**Verilen Metin**
━━━━

YÜZDE 16’YA SIKIŞIP YAŞAYIN!
İpar Buğra Dilli (Karaburun Kent Konseyi Başkanı) anlatıyor: “Karaburun’da rüzgâr türbinlerinin inşaası 2010 sonundan itibaren başladı. Yayla, Tepeboz ve Bozköy köyleri sırtlarında. Çevre Bakanlığı’nın izin verdiği alan, 252 kilometrekare. Bu, yarımadanın yüzde 71’i demek. Karaburun’un yüzde 13’ü sarp dağlarla kaplı. Bakanlık bu kararıyla Karaburunlular’a ‘Yüzde 16’lık bir alana sıkışın. Yaşayın, turizm, zeytincilik ve hayvancılık yapın’ diyor. Mordoğan’ı gelecekte büyük felaket bekliyor. Yeni türbinler, konutların 100 metre yakınına yapılacak. Üstelik bu türbinlerden elde edilecek elektrik, Türkiye’nin ihtiyacının 10 binde 4’üne tekabül ediyor!”

━━━━

**Kayıt Alıntıları**

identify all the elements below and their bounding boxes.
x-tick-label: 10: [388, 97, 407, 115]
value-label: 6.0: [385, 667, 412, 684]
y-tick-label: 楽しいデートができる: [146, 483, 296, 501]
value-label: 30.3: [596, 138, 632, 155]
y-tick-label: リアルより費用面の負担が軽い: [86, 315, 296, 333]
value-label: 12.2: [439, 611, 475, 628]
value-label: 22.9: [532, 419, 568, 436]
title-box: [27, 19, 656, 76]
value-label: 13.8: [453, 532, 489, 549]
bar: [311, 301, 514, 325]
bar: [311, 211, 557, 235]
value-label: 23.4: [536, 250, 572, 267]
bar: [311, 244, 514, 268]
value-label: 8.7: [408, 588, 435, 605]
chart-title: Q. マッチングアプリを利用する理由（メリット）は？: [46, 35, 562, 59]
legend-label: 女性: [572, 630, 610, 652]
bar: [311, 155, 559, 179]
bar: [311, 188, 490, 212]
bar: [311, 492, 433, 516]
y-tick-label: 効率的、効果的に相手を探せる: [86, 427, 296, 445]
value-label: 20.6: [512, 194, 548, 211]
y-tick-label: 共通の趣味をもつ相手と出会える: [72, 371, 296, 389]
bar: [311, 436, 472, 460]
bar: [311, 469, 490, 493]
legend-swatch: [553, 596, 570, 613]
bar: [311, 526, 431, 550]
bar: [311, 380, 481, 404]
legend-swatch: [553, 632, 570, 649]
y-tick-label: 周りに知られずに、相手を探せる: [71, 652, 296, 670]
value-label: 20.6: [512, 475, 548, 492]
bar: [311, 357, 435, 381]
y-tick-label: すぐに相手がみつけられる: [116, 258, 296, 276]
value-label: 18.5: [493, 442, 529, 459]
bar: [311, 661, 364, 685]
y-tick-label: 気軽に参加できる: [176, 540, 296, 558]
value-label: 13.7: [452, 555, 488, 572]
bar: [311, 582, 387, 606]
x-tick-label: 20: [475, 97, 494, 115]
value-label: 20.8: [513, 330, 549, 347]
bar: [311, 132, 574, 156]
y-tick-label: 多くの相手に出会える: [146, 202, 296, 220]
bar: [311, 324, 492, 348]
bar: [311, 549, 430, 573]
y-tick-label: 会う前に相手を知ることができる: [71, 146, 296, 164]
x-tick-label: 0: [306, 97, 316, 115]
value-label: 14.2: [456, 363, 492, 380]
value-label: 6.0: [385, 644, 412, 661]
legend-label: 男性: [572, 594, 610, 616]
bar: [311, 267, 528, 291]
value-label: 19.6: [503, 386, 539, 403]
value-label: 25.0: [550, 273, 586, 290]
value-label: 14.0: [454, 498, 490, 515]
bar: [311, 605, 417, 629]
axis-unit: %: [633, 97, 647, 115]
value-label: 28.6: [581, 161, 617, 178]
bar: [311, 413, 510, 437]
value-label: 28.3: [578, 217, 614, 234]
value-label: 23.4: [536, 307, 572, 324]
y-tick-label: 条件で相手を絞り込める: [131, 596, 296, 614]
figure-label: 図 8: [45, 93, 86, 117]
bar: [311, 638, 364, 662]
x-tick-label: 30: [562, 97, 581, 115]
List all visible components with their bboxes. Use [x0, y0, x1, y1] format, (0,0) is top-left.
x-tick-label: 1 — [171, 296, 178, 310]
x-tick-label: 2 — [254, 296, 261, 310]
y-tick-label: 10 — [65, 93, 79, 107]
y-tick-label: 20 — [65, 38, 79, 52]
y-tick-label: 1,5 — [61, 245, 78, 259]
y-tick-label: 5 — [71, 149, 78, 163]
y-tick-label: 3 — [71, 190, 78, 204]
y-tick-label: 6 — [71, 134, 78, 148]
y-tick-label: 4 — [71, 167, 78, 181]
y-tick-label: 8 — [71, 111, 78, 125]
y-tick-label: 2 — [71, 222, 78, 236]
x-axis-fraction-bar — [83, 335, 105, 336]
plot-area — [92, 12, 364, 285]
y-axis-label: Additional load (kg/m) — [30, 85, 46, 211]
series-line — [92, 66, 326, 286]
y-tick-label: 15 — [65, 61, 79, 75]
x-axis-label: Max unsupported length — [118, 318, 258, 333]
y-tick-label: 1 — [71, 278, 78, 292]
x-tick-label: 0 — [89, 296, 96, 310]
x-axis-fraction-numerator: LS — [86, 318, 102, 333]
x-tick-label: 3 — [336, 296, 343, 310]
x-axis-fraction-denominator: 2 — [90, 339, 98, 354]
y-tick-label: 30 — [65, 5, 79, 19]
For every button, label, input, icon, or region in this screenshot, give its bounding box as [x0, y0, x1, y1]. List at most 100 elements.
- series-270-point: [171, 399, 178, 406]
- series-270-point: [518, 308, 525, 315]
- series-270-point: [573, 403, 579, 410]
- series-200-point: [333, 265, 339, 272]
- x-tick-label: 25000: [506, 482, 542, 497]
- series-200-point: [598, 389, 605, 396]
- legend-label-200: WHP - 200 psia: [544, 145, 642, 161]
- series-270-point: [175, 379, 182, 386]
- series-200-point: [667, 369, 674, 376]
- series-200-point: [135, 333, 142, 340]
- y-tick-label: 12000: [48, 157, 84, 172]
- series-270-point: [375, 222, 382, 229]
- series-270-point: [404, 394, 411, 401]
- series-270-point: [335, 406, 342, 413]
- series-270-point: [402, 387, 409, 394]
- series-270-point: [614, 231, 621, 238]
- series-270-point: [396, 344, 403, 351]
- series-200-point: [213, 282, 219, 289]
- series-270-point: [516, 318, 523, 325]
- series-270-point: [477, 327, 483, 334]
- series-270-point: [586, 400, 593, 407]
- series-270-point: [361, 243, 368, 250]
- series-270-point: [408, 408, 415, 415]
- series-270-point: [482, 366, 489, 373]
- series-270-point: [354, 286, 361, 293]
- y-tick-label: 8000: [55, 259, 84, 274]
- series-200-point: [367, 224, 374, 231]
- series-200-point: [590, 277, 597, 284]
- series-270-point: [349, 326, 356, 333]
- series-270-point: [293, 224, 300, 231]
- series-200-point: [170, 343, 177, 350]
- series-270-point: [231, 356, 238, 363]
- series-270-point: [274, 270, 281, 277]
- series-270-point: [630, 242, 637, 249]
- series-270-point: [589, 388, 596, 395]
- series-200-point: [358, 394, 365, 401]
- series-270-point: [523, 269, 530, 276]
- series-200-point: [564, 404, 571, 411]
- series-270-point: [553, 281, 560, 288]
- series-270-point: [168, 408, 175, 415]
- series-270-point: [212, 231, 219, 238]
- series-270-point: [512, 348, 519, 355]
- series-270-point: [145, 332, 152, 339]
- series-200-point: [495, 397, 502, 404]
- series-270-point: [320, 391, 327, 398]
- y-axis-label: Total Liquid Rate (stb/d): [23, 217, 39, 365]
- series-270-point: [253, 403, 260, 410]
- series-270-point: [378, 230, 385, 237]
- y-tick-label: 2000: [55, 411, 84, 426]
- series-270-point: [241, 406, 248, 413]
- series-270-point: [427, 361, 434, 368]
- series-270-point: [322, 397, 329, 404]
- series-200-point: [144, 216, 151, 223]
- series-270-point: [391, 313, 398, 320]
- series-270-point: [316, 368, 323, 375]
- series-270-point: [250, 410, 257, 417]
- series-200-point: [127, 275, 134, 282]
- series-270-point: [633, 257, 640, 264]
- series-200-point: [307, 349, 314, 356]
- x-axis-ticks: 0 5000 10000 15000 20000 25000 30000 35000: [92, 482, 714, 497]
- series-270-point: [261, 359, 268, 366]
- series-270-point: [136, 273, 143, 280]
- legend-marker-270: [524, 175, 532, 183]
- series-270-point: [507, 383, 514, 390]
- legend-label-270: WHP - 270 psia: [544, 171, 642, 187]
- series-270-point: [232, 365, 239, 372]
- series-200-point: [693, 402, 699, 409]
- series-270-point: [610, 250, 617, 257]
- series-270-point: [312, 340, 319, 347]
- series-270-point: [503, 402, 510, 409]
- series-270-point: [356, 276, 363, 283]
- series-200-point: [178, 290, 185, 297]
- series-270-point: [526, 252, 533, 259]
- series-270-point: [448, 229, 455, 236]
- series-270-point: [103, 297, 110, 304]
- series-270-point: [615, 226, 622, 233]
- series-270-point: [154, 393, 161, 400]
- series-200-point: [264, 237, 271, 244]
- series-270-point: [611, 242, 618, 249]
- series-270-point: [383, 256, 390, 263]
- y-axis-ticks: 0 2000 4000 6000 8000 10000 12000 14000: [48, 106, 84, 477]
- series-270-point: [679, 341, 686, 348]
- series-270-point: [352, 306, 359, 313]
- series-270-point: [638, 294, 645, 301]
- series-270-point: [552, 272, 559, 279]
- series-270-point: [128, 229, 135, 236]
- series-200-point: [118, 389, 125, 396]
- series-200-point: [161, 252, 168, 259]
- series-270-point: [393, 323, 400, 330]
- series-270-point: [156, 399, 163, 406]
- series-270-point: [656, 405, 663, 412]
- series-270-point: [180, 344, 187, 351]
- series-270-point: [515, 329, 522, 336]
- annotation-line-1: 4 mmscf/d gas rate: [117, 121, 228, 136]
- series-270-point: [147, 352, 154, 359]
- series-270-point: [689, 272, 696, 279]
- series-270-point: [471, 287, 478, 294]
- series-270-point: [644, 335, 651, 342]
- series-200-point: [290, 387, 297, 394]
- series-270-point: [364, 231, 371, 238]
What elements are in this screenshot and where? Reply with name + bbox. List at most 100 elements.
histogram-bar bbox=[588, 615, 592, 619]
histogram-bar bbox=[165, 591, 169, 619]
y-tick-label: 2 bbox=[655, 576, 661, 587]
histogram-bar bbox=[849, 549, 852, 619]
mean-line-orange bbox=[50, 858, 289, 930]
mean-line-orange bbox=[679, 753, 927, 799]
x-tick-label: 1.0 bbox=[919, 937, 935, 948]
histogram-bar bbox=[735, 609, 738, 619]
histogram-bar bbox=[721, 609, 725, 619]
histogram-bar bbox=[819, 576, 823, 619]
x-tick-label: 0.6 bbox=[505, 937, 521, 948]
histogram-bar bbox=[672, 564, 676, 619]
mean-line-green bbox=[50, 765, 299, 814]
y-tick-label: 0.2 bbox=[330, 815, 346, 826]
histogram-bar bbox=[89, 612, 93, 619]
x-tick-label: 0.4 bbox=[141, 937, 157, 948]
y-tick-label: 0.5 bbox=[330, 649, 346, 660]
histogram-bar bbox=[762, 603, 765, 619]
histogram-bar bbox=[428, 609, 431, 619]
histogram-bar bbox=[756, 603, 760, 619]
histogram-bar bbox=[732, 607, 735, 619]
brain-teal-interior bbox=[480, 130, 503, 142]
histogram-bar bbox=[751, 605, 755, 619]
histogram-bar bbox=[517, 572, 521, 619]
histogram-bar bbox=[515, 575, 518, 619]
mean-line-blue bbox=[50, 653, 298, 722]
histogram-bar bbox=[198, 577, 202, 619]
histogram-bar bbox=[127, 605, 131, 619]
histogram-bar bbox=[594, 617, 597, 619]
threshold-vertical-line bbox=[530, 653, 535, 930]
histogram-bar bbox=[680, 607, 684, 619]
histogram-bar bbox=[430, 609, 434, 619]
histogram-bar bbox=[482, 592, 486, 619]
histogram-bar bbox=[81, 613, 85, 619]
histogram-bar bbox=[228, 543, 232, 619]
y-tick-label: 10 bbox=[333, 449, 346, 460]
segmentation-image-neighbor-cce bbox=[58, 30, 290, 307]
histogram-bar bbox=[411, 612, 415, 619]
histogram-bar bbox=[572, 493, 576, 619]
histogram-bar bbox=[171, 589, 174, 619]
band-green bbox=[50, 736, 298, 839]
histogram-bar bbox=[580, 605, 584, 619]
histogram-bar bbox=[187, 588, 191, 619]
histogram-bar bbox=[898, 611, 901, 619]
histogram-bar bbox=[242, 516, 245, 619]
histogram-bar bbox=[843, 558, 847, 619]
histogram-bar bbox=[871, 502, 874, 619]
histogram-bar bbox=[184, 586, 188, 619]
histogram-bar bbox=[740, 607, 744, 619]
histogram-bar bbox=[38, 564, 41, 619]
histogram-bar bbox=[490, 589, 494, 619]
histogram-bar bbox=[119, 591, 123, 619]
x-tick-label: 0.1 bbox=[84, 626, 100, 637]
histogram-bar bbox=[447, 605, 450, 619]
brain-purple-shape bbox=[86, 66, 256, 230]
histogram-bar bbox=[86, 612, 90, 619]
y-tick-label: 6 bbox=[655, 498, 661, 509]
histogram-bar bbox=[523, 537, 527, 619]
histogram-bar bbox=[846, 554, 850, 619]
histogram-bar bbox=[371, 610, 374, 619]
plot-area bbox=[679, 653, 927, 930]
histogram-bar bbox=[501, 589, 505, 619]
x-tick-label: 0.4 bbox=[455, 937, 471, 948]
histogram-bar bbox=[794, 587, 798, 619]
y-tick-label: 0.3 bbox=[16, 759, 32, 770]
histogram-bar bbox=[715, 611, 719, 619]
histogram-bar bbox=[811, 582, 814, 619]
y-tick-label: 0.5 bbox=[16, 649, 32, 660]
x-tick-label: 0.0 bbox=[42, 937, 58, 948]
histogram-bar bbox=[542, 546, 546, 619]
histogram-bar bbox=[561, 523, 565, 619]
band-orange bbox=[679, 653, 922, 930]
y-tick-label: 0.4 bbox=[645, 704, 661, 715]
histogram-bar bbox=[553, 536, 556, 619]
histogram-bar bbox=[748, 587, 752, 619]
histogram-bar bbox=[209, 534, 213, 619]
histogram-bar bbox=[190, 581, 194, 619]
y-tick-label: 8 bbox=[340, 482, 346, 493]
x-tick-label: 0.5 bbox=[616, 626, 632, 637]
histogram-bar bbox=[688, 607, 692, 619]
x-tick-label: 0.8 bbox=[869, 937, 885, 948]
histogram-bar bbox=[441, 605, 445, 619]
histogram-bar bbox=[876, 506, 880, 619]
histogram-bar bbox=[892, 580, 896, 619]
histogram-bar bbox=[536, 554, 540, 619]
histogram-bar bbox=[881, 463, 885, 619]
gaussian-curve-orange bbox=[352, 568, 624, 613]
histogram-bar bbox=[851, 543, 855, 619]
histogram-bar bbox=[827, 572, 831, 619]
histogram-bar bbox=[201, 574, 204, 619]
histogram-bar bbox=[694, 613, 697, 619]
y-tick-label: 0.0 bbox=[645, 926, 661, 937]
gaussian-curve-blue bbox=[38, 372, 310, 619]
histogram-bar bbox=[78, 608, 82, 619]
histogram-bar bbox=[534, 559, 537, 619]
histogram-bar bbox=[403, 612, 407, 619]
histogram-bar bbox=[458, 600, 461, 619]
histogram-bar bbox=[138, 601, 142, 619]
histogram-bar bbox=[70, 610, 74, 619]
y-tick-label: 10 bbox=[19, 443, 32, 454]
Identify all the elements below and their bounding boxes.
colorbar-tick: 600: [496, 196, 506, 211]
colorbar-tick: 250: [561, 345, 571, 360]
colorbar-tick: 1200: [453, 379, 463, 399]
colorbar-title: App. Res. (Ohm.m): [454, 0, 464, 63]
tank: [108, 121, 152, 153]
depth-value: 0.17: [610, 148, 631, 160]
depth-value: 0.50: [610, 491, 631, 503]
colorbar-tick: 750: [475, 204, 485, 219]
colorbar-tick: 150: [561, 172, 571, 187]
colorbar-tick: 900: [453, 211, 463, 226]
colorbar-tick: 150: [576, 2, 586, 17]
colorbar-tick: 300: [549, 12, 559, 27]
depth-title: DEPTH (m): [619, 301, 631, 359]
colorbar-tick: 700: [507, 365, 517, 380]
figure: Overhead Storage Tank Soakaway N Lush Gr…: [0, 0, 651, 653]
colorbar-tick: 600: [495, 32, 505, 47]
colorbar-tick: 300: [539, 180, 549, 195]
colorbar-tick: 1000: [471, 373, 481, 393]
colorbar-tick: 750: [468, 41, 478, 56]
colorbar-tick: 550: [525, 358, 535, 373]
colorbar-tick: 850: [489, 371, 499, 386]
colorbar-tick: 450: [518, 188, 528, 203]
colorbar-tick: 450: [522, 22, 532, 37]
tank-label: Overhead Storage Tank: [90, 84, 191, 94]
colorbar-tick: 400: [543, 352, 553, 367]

━━━━

**Alıştırma Koşulları**
Karaburun'daki rüzgâr türbinleri hakkındaki metni baştan sona, hiçbir değişiklik yapmadan yazıya geçirin. Öğeler, metinden ayrı ve bağımsız bir malzemedir.

**Yazılı Çözüm**
YÜZDE 16’YA SIKIŞIP YAŞAYIN!
İpar Buğra Dilli (Karaburun Kent Konseyi Başkanı) anlatıyor: “Karaburun’da rüzgâr türbinlerinin inşaası 2010 sonundan itibaren başladı. Yayla, Tepeboz ve Bozköy köyleri sırtlarında. Çevre Bakanlığı’nın izin verdiği alan, 252 kilometrekare. Bu, yarımadanın yüzde 71’i demek. Karaburun’un yüzde 13’ü sarp dağlarla kaplı. Bakanlık bu kararıyla Karaburunlular’a ‘Yüzde 16’lık bir alana sıkışın. Yaşayın, turizm, zeytincilik ve hayvancılık yapın’ diyor. Mordoğan’ı gelecekte büyük felaket bekliyor. Yeni türbinler, konutların 100 metre yakınına yapılacak. Üstelik bu türbinlerden elde edilecek elektrik, Türkiye’nin ihtiyacının 10 binde 4’üne tekabül ediyor!”